▶ [What is asked]
Without changing a character, return the entries, but not the images they hold.

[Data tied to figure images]
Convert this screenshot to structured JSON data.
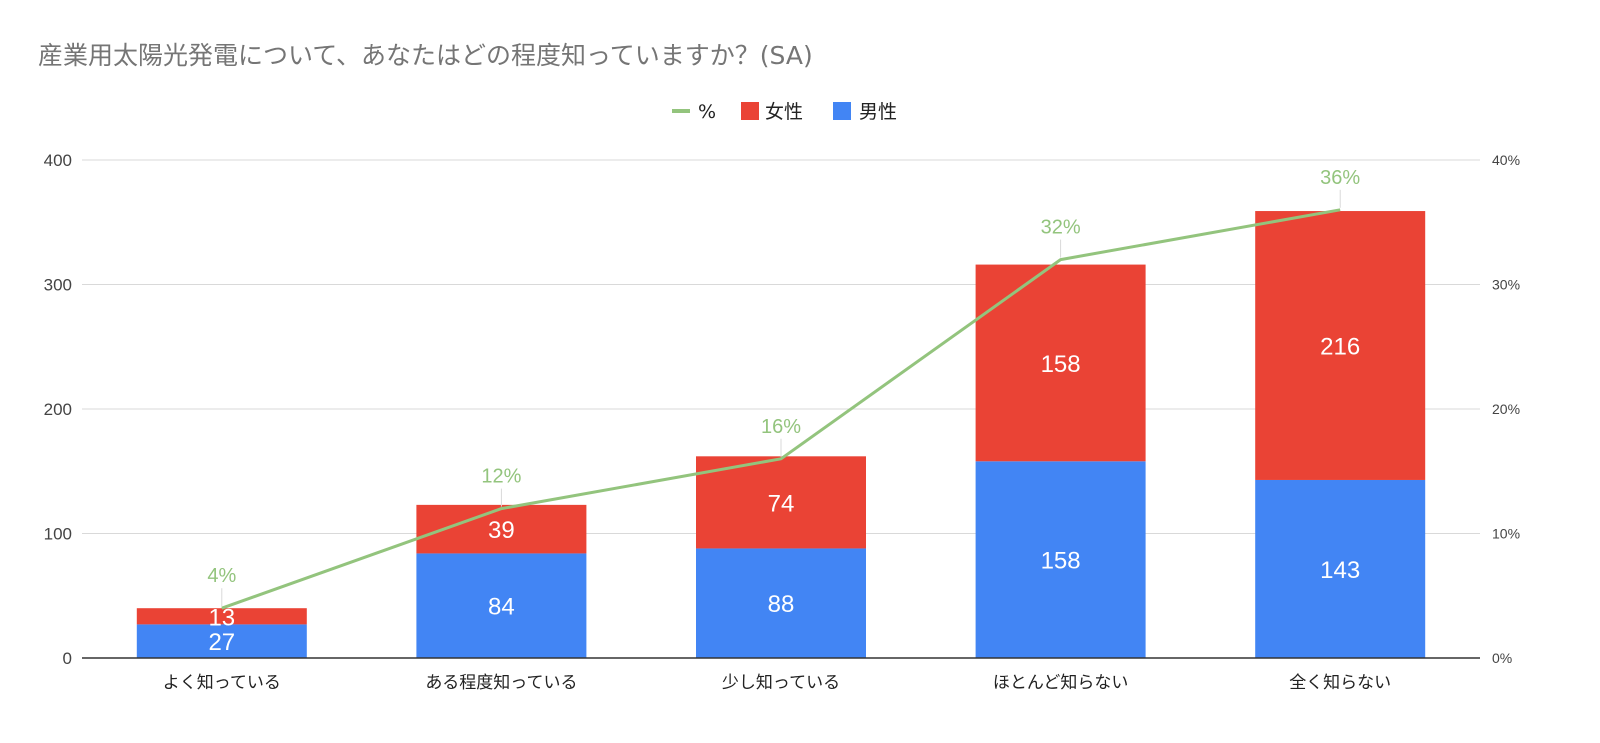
{
  "chart_data": {
    "type": "bar",
    "stacked": true,
    "title": "産業用太陽光発電について、あなたはどの程度知っていますか？(SA)",
    "categories": [
      "よく知っている",
      "ある程度知っている",
      "少し知っている",
      "ほとんど知らない",
      "全く知らない"
    ],
    "series": [
      {
        "name": "男性",
        "values": [
          27,
          84,
          88,
          158,
          143
        ],
        "color": "#4285F4",
        "axis": "left"
      },
      {
        "name": "女性",
        "values": [
          13,
          39,
          74,
          158,
          216
        ],
        "color": "#EA4335",
        "axis": "left"
      },
      {
        "name": "%",
        "type": "line",
        "values": [
          4,
          12,
          16,
          32,
          36
        ],
        "labels": [
          "4%",
          "12%",
          "16%",
          "32%",
          "36%"
        ],
        "color": "#93C47D",
        "axis": "right"
      }
    ],
    "legend": {
      "position": "top",
      "entries": [
        "%",
        "女性",
        "男性"
      ]
    },
    "y_left": {
      "min": 0,
      "max": 400,
      "ticks": [
        0,
        100,
        200,
        300,
        400
      ],
      "tick_labels": [
        "0",
        "100",
        "200",
        "300",
        "400"
      ]
    },
    "y_right": {
      "min": 0,
      "max": 40,
      "ticks": [
        0,
        10,
        20,
        30,
        40
      ],
      "tick_labels": [
        "0%",
        "10%",
        "20%",
        "30%",
        "40%"
      ]
    },
    "grid": true
  }
}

▶ [The result]
Convert this screenshot to structured JSON data.
{
  "chart_data": {
    "type": "bar",
    "stacked": true,
    "title": "産業用太陽光発電について、あなたはどの程度知っていますか？(SA)",
    "categories": [
      "よく知っている",
      "ある程度知っている",
      "少し知っている",
      "ほとんど知らない",
      "全く知らない"
    ],
    "series": [
      {
        "name": "男性",
        "values": [
          27,
          84,
          88,
          158,
          143
        ],
        "color": "#4285F4",
        "axis": "left"
      },
      {
        "name": "女性",
        "values": [
          13,
          39,
          74,
          158,
          216
        ],
        "color": "#EA4335",
        "axis": "left"
      },
      {
        "name": "%",
        "type": "line",
        "values": [
          4,
          12,
          16,
          32,
          36
        ],
        "labels": [
          "4%",
          "12%",
          "16%",
          "32%",
          "36%"
        ],
        "color": "#93C47D",
        "axis": "right"
      }
    ],
    "legend": {
      "position": "top",
      "entries": [
        "%",
        "女性",
        "男性"
      ]
    },
    "y_left": {
      "min": 0,
      "max": 400,
      "ticks": [
        0,
        100,
        200,
        300,
        400
      ],
      "tick_labels": [
        "0",
        "100",
        "200",
        "300",
        "400"
      ]
    },
    "y_right": {
      "min": 0,
      "max": 40,
      "ticks": [
        0,
        10,
        20,
        30,
        40
      ],
      "tick_labels": [
        "0%",
        "10%",
        "20%",
        "30%",
        "40%"
      ]
    },
    "grid": true
  }
}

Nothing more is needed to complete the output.